# Short problem
Every entry must be copied word for word.

# Dataset content
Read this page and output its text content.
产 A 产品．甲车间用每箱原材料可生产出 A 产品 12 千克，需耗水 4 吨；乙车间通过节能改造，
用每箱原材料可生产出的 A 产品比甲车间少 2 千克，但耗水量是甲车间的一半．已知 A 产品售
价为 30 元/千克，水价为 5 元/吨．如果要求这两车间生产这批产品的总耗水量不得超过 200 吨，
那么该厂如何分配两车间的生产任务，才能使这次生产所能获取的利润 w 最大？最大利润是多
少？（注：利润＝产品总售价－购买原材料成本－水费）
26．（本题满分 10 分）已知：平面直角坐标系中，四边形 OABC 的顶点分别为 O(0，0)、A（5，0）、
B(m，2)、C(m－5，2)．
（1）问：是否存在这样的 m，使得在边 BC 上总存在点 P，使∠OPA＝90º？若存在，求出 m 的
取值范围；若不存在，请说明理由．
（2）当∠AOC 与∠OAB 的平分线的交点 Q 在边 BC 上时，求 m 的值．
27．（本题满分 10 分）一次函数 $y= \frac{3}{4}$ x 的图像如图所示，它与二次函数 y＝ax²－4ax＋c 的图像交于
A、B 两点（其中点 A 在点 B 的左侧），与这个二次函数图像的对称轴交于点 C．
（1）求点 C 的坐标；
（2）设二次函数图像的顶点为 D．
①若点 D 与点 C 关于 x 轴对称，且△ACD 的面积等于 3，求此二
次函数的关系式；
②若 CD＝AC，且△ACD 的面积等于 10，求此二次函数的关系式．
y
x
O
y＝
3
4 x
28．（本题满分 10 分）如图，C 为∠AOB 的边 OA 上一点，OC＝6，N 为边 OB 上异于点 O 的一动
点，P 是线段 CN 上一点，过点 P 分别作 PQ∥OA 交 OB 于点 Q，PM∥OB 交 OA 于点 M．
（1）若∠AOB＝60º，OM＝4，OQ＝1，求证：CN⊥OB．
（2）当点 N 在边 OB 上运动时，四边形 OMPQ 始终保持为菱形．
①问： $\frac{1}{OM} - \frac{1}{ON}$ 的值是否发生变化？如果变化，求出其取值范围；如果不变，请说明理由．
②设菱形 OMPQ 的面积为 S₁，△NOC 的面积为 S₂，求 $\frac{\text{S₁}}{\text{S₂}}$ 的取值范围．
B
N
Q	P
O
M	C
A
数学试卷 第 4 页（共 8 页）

# Final answer
Read this page and output its text content.
产 A 产品．甲车间用每箱原材料可生产出 A 产品 12 千克，需耗水 4 吨；乙车间通过节能改造，
用每箱原材料可生产出的 A 产品比甲车间少 2 千克，但耗水量是甲车间的一半．已知 A 产品售
价为 30 元/千克，水价为 5 元/吨．如果要求这两车间生产这批产品的总耗水量不得超过 200 吨，
那么该厂如何分配两车间的生产任务，才能使这次生产所能获取的利润 w 最大？最大利润是多
少？（注：利润＝产品总售价－购买原材料成本－水费）
26．（本题满分 10 分）已知：平面直角坐标系中，四边形 OABC 的顶点分别为 O(0，0)、A（5，0）、
B(m，2)、C(m－5，2)．
（1）问：是否存在这样的 m，使得在边 BC 上总存在点 P，使∠OPA＝90º？若存在，求出 m 的
取值范围；若不存在，请说明理由．
（2）当∠AOC 与∠OAB 的平分线的交点 Q 在边 BC 上时，求 m 的值．
27．（本题满分 10 分）一次函数 $y= \frac{3}{4}$ x 的图像如图所示，它与二次函数 y＝ax²－4ax＋c 的图像交于
A、B 两点（其中点 A 在点 B 的左侧），与这个二次函数图像的对称轴交于点 C．
（1）求点 C 的坐标；
（2）设二次函数图像的顶点为 D．
①若点 D 与点 C 关于 x 轴对称，且△ACD 的面积等于 3，求此二
次函数的关系式；
②若 CD＝AC，且△ACD 的面积等于 10，求此二次函数的关系式．
y
x
O
y＝
3
4 x
28．（本题满分 10 分）如图，C 为∠AOB 的边 OA 上一点，OC＝6，N 为边 OB 上异于点 O 的一动
点，P 是线段 CN 上一点，过点 P 分别作 PQ∥OA 交 OB 于点 Q，PM∥OB 交 OA 于点 M．
（1）若∠AOB＝60º，OM＝4，OQ＝1，求证：CN⊥OB．
（2）当点 N 在边 OB 上运动时，四边形 OMPQ 始终保持为菱形．
①问： $\frac{1}{OM} - \frac{1}{ON}$ 的值是否发生变化？如果变化，求出其取值范围；如果不变，请说明理由．
②设菱形 OMPQ 的面积为 S₁，△NOC 的面积为 S₂，求 $\frac{\text{S₁}}{\text{S₂}}$ 的取值范围．
B
N
Q	P
O
M	C
A
数学试卷 第 4 页（共 8 页）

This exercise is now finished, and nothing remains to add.